■ **To do**
Identify and copy all lines of the material where the string "있습니다" is found.

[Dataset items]
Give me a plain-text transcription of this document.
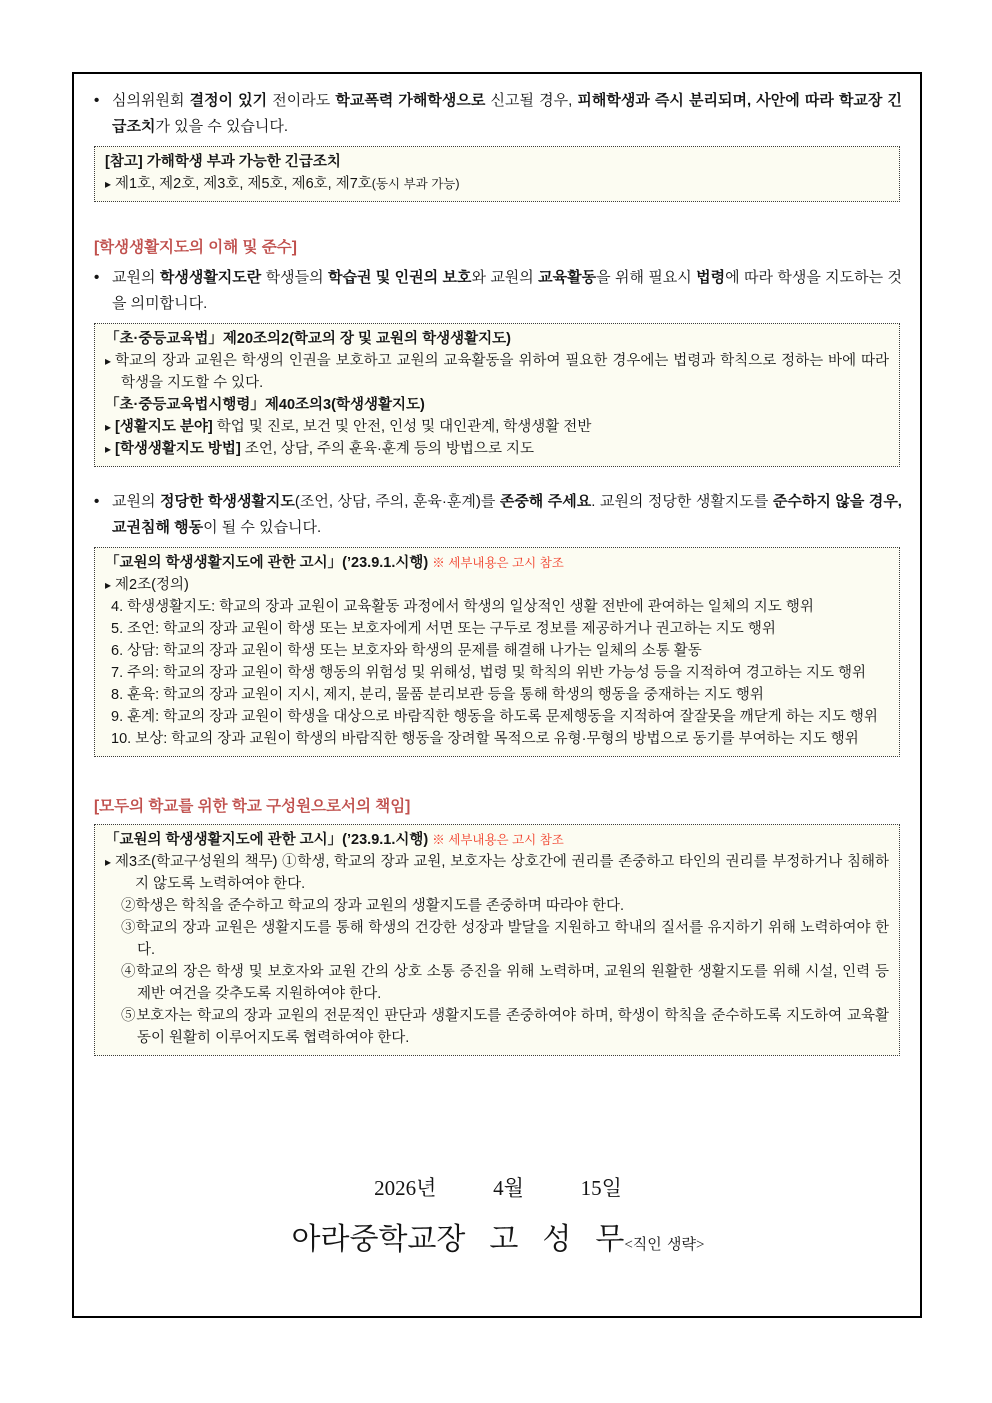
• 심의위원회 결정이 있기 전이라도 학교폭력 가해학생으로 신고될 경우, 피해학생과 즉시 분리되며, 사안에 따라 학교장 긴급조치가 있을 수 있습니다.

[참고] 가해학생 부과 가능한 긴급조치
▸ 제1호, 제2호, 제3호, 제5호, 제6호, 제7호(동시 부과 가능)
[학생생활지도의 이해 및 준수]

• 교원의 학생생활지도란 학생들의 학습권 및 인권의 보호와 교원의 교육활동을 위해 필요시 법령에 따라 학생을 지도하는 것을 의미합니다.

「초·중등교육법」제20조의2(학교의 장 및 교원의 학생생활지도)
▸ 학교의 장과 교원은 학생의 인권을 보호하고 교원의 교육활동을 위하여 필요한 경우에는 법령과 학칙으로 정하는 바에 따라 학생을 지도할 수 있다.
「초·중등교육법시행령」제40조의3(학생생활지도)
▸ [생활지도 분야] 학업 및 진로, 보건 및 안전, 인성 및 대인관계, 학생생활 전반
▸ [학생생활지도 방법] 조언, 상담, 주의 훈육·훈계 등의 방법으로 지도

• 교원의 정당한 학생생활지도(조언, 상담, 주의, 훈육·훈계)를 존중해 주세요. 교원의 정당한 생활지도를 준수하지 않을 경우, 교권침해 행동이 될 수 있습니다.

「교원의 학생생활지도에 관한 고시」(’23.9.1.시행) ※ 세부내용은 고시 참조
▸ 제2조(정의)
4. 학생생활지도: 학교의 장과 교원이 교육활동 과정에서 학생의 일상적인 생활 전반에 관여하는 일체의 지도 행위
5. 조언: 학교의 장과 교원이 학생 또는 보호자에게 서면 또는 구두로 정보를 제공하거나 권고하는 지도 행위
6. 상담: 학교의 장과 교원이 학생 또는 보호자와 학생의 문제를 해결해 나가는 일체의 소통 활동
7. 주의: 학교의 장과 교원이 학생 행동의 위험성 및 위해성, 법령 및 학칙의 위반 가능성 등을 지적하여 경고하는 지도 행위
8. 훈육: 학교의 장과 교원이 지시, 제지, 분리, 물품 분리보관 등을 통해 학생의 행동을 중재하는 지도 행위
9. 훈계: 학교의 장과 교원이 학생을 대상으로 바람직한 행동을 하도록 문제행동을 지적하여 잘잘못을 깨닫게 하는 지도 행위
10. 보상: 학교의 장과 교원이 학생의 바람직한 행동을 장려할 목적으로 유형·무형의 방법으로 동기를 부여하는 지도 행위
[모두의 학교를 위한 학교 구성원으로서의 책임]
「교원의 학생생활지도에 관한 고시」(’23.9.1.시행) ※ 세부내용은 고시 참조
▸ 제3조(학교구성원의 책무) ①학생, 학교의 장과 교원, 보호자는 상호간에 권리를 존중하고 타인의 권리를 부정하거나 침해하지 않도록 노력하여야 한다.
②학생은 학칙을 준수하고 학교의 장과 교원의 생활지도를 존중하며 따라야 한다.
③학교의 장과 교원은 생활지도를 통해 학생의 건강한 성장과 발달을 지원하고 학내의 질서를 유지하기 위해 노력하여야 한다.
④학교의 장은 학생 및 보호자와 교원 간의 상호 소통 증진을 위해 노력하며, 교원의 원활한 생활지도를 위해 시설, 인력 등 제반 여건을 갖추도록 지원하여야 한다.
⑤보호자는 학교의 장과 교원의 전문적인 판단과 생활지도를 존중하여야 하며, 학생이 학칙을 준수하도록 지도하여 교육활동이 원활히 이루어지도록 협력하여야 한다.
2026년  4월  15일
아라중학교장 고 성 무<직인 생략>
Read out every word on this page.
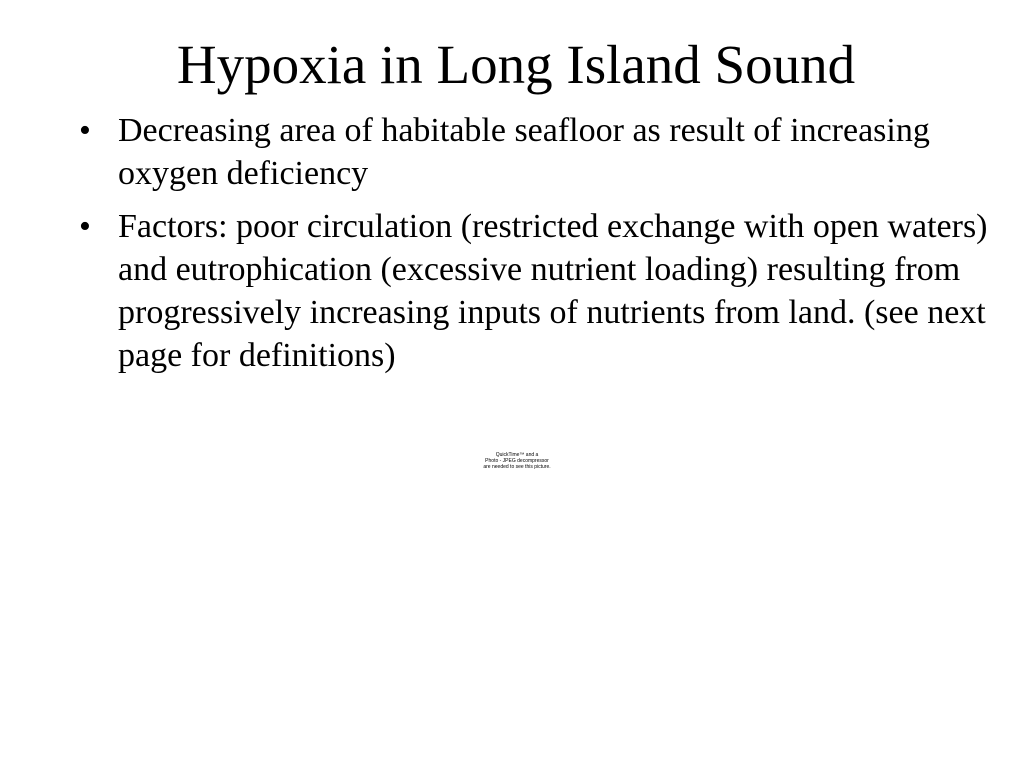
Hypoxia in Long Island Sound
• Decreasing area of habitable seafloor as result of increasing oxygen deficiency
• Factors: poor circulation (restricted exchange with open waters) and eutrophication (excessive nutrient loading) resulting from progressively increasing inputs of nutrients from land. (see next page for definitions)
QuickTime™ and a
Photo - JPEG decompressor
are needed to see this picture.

==

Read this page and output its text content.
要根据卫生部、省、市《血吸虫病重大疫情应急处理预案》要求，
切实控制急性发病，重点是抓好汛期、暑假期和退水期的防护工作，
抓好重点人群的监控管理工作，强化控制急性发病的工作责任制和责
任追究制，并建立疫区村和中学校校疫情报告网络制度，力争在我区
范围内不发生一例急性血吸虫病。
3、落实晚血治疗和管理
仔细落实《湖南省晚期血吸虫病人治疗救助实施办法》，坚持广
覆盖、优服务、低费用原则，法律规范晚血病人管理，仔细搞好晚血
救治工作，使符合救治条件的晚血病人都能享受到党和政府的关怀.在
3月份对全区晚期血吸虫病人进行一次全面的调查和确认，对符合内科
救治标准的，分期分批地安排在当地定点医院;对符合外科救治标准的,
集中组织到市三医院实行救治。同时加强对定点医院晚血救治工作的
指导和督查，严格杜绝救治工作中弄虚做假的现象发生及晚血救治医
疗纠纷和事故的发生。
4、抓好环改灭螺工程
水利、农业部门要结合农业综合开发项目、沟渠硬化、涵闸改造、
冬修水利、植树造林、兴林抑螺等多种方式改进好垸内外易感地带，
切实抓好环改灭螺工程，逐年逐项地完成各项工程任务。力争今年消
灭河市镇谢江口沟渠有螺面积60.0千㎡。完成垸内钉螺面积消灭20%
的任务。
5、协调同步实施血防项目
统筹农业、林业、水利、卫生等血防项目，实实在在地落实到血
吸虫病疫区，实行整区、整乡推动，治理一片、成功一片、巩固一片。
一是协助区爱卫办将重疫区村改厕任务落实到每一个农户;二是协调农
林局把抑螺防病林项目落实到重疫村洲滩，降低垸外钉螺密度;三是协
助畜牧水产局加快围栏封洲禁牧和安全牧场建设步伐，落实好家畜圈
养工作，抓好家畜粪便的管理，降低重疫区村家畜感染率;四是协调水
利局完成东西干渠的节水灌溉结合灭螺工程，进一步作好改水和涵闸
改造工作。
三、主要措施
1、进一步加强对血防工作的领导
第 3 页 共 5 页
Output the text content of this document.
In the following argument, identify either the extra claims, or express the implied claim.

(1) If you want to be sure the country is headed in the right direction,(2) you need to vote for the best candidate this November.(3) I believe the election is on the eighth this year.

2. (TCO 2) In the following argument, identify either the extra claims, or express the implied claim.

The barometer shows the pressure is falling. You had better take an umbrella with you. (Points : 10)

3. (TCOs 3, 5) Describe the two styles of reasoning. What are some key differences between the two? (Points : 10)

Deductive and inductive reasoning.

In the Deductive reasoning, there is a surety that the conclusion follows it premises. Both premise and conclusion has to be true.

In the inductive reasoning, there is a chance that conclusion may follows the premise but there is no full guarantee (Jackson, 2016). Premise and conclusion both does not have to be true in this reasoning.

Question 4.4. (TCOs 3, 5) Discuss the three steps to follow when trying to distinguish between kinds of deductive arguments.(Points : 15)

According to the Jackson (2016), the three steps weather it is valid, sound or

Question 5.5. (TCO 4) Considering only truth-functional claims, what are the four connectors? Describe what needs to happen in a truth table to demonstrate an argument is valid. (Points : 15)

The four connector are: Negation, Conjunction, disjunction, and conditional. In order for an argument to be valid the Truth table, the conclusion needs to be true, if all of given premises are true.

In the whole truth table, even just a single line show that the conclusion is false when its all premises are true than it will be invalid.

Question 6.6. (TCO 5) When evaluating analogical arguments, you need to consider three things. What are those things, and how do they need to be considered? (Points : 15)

■ **Exercise solution**
• 심의위원회 결정이 있기 전이라도 학교폭력 가해학생으로 신고될 경우, 피해학생과 즉시 분리되며, 사안에 따라 학교장 긴급조치가 있을 수 있습니다.
• 교원의 정당한 학생생활지도(조언, 상담, 주의, 훈육·훈계)를 존중해 주세요. 교원의 정당한 생활지도를 준수하지 않을 경우, 교권침해 행동이 될 수 있습니다.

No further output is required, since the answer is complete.